• WRITTEN TASK: Wherever the string "Versteigerung" appears in the listing, copy that line.

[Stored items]
--- Begin ---

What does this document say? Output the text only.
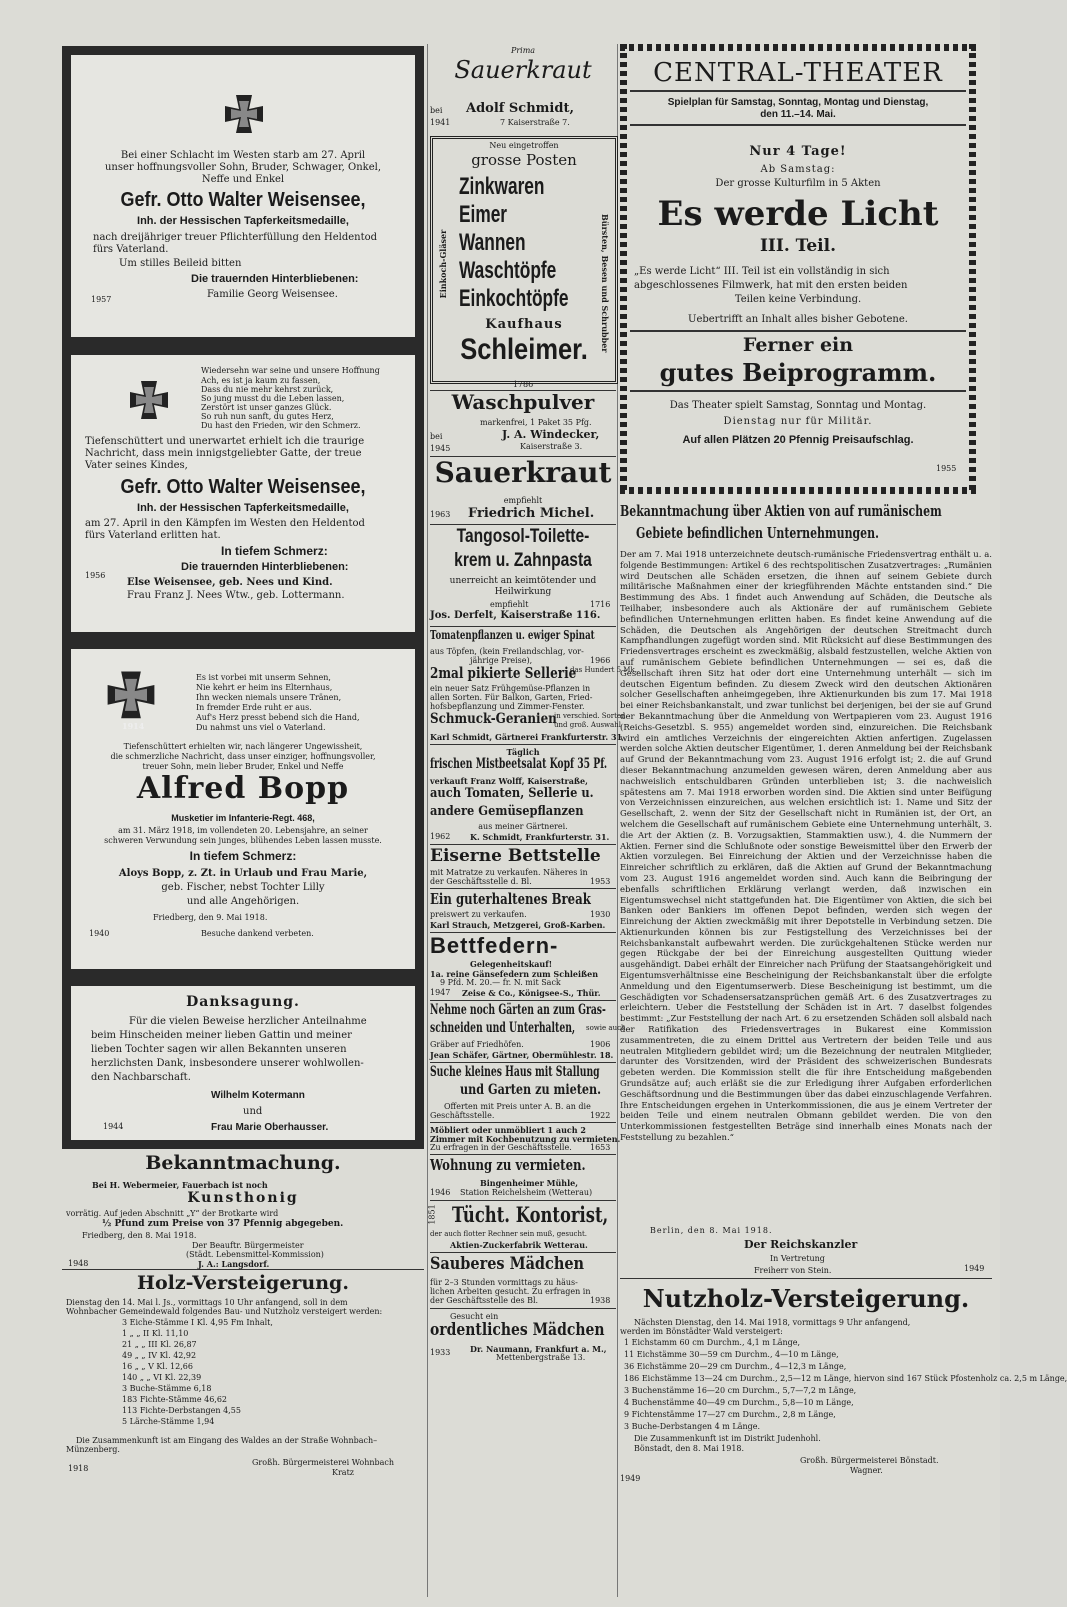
Bei einer Schlacht im Westen starb am 27. April
unser hoffnungsvoller Sohn, Bruder, Schwager, Onkel,
Neffe und Enkel
Gefr. Otto Walter Weisensee,
Inh. der Hessischen Tapferkeitsmedaille,
nach dreijähriger treuer Pflichterfüllung den Heldentod
fürs Vaterland.
Um stilles Beileid bitten
Die trauernden Hinterbliebenen:
Familie Georg Weisensee.
1957
Wiedersehn war seine und unsere Hoffnung
Ach, es ist ja kaum zu fassen,
Dass du nie mehr kehrst zurück,
So jung musst du die Leben lassen,
Zerstört ist unser ganzes Glück.
So ruh nun sanft, du gutes Herz,
Du hast den Frieden, wir den Schmerz.
Tiefenschüttert und unerwartet erhielt ich die traurige
Nachricht, dass mein innigstgeliebter Gatte, der treue
Vater seines Kindes,
Gefr. Otto Walter Weisensee,
Inh. der Hessischen Tapferkeitsmedaille,
am 27. April in den Kämpfen im Westen den Heldentod
fürs Vaterland erlitten hat.
In tiefem Schmerz:
Die trauernden Hinterbliebenen:
Else Weisensee, geb. Nees und Kind.
Frau Franz J. Nees Wtw., geb. Lottermann.
1956
1914
Es ist vorbei mit unserm Sehnen,
Nie kehrt er heim ins Elternhaus,
Ihn wecken niemals unsere Tränen,
In fremder Erde ruht er aus.
Auf's Herz presst bebend sich die Hand,
Du nahmst uns viel o Vaterland.
Tiefenschüttert erhielten wir, nach längerer Ungewissheit,
die schmerzliche Nachricht, dass unser einziger, hoffnungsvoller,
treuer Sohn, mein lieber Bruder, Enkel und Neffe
Alfred Bopp
Musketier im Infanterie-Regt. 468,
am 31. März 1918, im vollendeten 20. Lebensjahre, an seiner
schweren Verwundung sein junges, blühendes Leben lassen musste.
In tiefem Schmerz:
Aloys Bopp, z. Zt. in Urlaub und Frau Marie,
geb. Fischer, nebst Tochter Lilly
und alle Angehörigen.
Friedberg, den 9. Mai 1918.
1940	Besuche dankend verbeten.
Danksagung.
Für die vielen Beweise herzlicher Anteilnahme
beim Hinscheiden meiner lieben Gattin und meiner
lieben Tochter sagen wir allen Bekannten unseren
herzlichsten Dank, insbesondere unserer wohlwollen-
den Nachbarschaft.
Wilhelm Kotermann
und
Frau Marie Oberhausser.
1944
Bekanntmachung.
Bei H. Webermeier, Fauerbach ist noch
Kunsthonig
vorrätig. Auf jeden Abschnitt „Y“ der Brotkarte wird
½ Pfund zum Preise von 37 Pfennig abgegeben.
Friedberg, den 8. Mai 1918.
Der Beauftr. Bürgermeister
(Städt. Lebensmittel-Kommission)
J. A.: Langsdorf.
1948
Holz-Versteigerung.
Dienstag den 14. Mai l. Js., vormittags 10 Uhr anfangend, soll in dem
Wohnbacher Gemeindewald folgendes Bau- und Nutzholz versteigert werden:
3 Eiche-Stämme I Kl. 4,95 Fm Inhalt,
1 „ „ II Kl. 11,10
21 „ „ III Kl. 26,87
49 „ „ IV Kl. 42,92
16 „ „ V Kl. 12,66
140 „ „ VI Kl. 22,39
3 Buche-Stämme 6,18
183 Fichte-Stämme 46,62
113 Fichte-Derbstangen 4,55
5 Lärche-Stämme 1,94
Die Zusammenkunft ist am Eingang des Waldes an der Straße Wohnbach–
Münzenberg.
Großh. Bürgermeisterei Wohnbach
Kratz
1918
Prima
Sauerkraut
bei Adolf Schmidt,
7 Kaiserstraße 7.
1941
Neu eingetroffen
grosse Posten
Zinkwaren
Eimer
Wannen
Waschtöpfe
Einkochtöpfe
Kaufhaus
Schleimer.
Einkoch-Gläser	Bürsten, Besen und Schrubber
1786
Waschpulver
markenfrei, 1 Paket 35 Pfg.
bei	J. A. Windecker,
Kaiserstraße 3.
1945
Sauerkraut
empfiehlt
Friedrich Michel.
1963
Tangosol-Toilette-
krem u. Zahnpasta
unerreicht an keimtötender und
Heilwirkung
empfiehlt	1716
Jos. Derfelt, Kaiserstraße 116.
Tomatenpflanzen u. ewiger Spinat
aus Töpfen, (kein Freilandschlag, vor-
jährige Preise),	1966
2mal pikierte Sellerie
das Hundert 5 Mk.,
ein neuer Satz Frühgemüse-Pflanzen in
allen Sorten. Für Balkon, Garten, Fried-
hofsbepflanzung und Zimmer-Fenster.
Schmuck-Geranien
in verschied. Sorten
und groß. Auswahl
Karl Schmidt, Gärtnerei Frankfurterstr. 31
Täglich
frischen Mistbeetsalat Kopf 35 Pf.
verkauft Franz Wolff, Kaiserstraße,
auch Tomaten, Sellerie u.
andere Gemüsepflanzen
aus meiner Gärtnerei.
1962 K. Schmidt, Frankfurterstr. 31.
Eiserne Bettstelle
mit Matratze zu verkaufen. Näheres in
der Geschäftsstelle d. Bl.	1953
Ein guterhaltenes Break
preiswert zu verkaufen.	1930
Karl Strauch, Metzgerei, Groß-Karben.
Bettfedern-
Gelegenheitskauf!
1a. reine Gänsefedern zum Schleißen
9 Pfd. M. 20.— fr. N. mit Sack
1947 Zeise & Co., Königsee-S., Thür.
Nehme noch Gärten an zum Gras-
schneiden und Unterhalten, sowie auch
Gräber auf Friedhöfen.	1906
Jean Schäfer, Gärtner, Obermühlestr. 18.
Suche kleines Haus mit Stallung
und Garten zu mieten.
Offerten mit Preis unter A. B. an die
Geschäftsstelle.	1922
Möbliert oder unmöbliert 1 auch 2
Zimmer mit Kochbenutzung zu vermieten.
Zu erfragen in der Geschäftsstelle. 1653
Wohnung zu vermieten.
Bingenheimer Mühle,
1946 Station Reichelsheim (Wetterau)
Tücht. Kontorist,
der auch flotter Rechner sein muß, gesucht.
Aktien-Zuckerfabrik Wetterau.
1851
Sauberes Mädchen
für 2–3 Stunden vormittags zu häus-
lichen Arbeiten gesucht. Zu erfragen in
der Geschäftsstelle des Bl.	1938
Gesucht ein
ordentliches Mädchen
1933 Dr. Naumann, Frankfurt a. M.,
Mettenbergstraße 13.
CENTRAL-THEATER
Spielplan für Samstag, Sonntag, Montag und Dienstag,
den 11.–14. Mai.
Nur 4 Tage!
Ab Samstag:
Der grosse Kulturfilm in 5 Akten
Es werde Licht
III. Teil.
„Es werde Licht“ III. Teil ist ein vollständig in sich
abgeschlossenes Filmwerk, hat mit den ersten beiden
Teilen keine Verbindung.
Uebertrifft an Inhalt alles bisher Gebotene.
Ferner ein
gutes Beiprogramm.
Das Theater spielt Samstag, Sonntag und Montag.
Dienstag nur für Militär.
Auf allen Plätzen 20 Pfennig Preisaufschlag.
1955
Bekanntmachung über Aktien von auf rumänischem
Gebiete befindlichen Unternehmungen.
Der am 7. Mai 1918 unterzeichnete deutsch-rumänische Friedensvertrag enthält u. a. folgende Bestimmungen: Artikel 6 des rechtspolitischen Zusatzvertrages: „Rumänien wird Deutschen alle Schäden ersetzen, die ihnen auf seinem Gebiete durch militärische Maßnahmen einer der kriegführenden Mächte entstanden sind.“ Die Bestimmung des Abs. 1 findet auch Anwendung auf Schäden, die Deutsche als Teilhaber, insbesondere auch als Aktionäre der auf rumänischem Gebiete befindlichen Unternehmungen erlitten haben. Es findet keine Anwendung auf die Schäden, die Deutschen als Angehörigen der deutschen Streitmacht durch Kampfhandlungen zugefügt worden sind. Mit Rücksicht auf diese Bestimmungen des Friedensvertrages erscheint es zweckmäßig, alsbald festzustellen, welche Aktien von auf rumänischem Gebiete befindlichen Unternehmungen — sei es, daß die Gesellschaft ihren Sitz hat oder dort eine Unternehmung unterhält — sich im deutschen Eigentum befinden. Zu diesem Zweck wird den deutschen Aktionären solcher Gesellschaften anheimgegeben, ihre Aktienurkunden bis zum 17. Mai 1918 bei einer Reichsbankanstalt, und zwar tunlichst bei derjenigen, bei der sie auf Grund der Bekanntmachung über die Anmeldung von Wertpapieren vom 23. August 1916 (Reichs-Gesetzbl. S. 955) angemeldet worden sind, einzureichen. Die Reichsbank wird ein amtliches Verzeichnis der eingereichten Aktien anfertigen. Zugelassen werden solche Aktien deutscher Eigentümer, 1. deren Anmeldung bei der Reichsbank auf Grund der Bekanntmachung vom 23. August 1916 erfolgt ist; 2. die auf Grund dieser Bekanntmachung anzumelden gewesen wären, deren Anmeldung aber aus nachweislich entschuldbaren Gründen unterblieben ist; 3. die nachweislich spätestens am 7. Mai 1918 erworben worden sind. Die Aktien sind unter Beifügung von Verzeichnissen einzureichen, aus welchen ersichtlich ist: 1. Name und Sitz der Gesellschaft, 2. wenn der Sitz der Gesellschaft nicht in Rumänien ist, der Ort, an welchem die Gesellschaft auf rumänischem Gebiete eine Unternehmung unterhält, 3. die Art der Aktien (z. B. Vorzugsaktien, Stammaktien usw.), 4. die Nummern der Aktien. Ferner sind die Schlußnote oder sonstige Beweismittel über den Erwerb der Aktien vorzulegen. Bei Einreichung der Aktien und der Verzeichnisse haben die Einreicher schriftlich zu erklären, daß die Aktien auf Grund der Bekanntmachung vom 23. August 1916 angemeldet worden sind. Auch kann die Beibringung der ebenfalls schriftlichen Erklärung verlangt werden, daß inzwischen ein Eigentumswechsel nicht stattgefunden hat. Die Eigentümer von Aktien, die sich bei Banken oder Bankiers im offenen Depot befinden, werden sich wegen der Einreichung der Aktien zweckmäßig mit ihrer Depotstelle in Verbindung setzen. Die Aktienurkunden können bis zur Festigstellung des Verzeichnisses bei der Reichsbankanstalt aufbewahrt werden. Die zurückgehaltenen Stücke werden nur gegen Rückgabe der bei der Einreichung ausgestellten Quittung wieder ausgehändigt. Dabei erhält der Einreicher nach Prüfung der Staatsangehörigkeit und Eigentumsverhältnisse eine Bescheinigung der Reichsbankanstalt über die erfolgte Anmeldung und den Eigentumserwerb. Diese Bescheinigung ist bestimmt, um die Geschädigten vor Schadensersatzansprüchen gemäß Art. 6 des Zusatzvertrages zu erleichtern. Ueber die Feststellung der Schäden ist in Art. 7 daselbst folgendes bestimmt: „Zur Feststellung der nach Art. 6 zu ersetzenden Schäden soll alsbald nach der Ratifikation des Friedensvertrages in Bukarest eine Kommission zusammentreten, die zu einem Drittel aus Vertretern der beiden Teile und aus neutralen Mitgliedern gebildet wird; um die Bezeichnung der neutralen Mitglieder, darunter des Vorsitzenden, wird der Präsident des schweizerischen Bundesrats gebeten werden. Die Kommission stellt die für ihre Entscheidung maßgebenden Grundsätze auf; auch erläßt sie die zur Erledigung ihrer Aufgaben erforderlichen Geschäftsordnung und die Bestimmungen über das dabei einzuschlagende Verfahren. Ihre Entscheidungen ergehen in Unterkommissionen, die aus je einem Vertreter der beiden Teile und einem neutralen Obmann gebildet werden. Die von den Unterkommissionen festgestellten Beträge sind innerhalb eines Monats nach der Feststellung zu bezahlen.“
Berlin, den 8. Mai 1918.
Der Reichskanzler
In Vertretung
Freiherr von Stein.	1949
Nutzholz-Versteigerung.
Nächsten Dienstag, den 14. Mai 1918, vormittags 9 Uhr anfangend,
werden im Bönstädter Wald versteigert:
1 Eichstamm 60 cm Durchm., 4,1 m Länge,
11 Eichstämme 30—59 cm Durchm., 4—10 m Länge,
36 Eichstämme 20—29 cm Durchm., 4—12,3 m Länge,
186 Eichstämme 13—24 cm Durchm., 2,5—12 m Länge, hiervon sind 167 Stück Pfostenholz ca. 2,5 m Länge,
3 Buchenstämme 16—20 cm Durchm., 5,7—7,2 m Länge,
4 Buchenstämme 40—49 cm Durchm., 5,8—10 m Länge,
9 Fichtenstämme 17—27 cm Durchm., 2,8 m Länge,
3 Buche-Derbstangen 4 m Länge.
Die Zusammenkunft ist im Distrikt Judenhohl.
Bönstadt, den 8. Mai 1918.
Großh. Bürgermeisterei Bönstadt.
Wagner.
1949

--- End ---

• REPLY:
Holz-Versteigerung.
Nutzholz-Versteigerung.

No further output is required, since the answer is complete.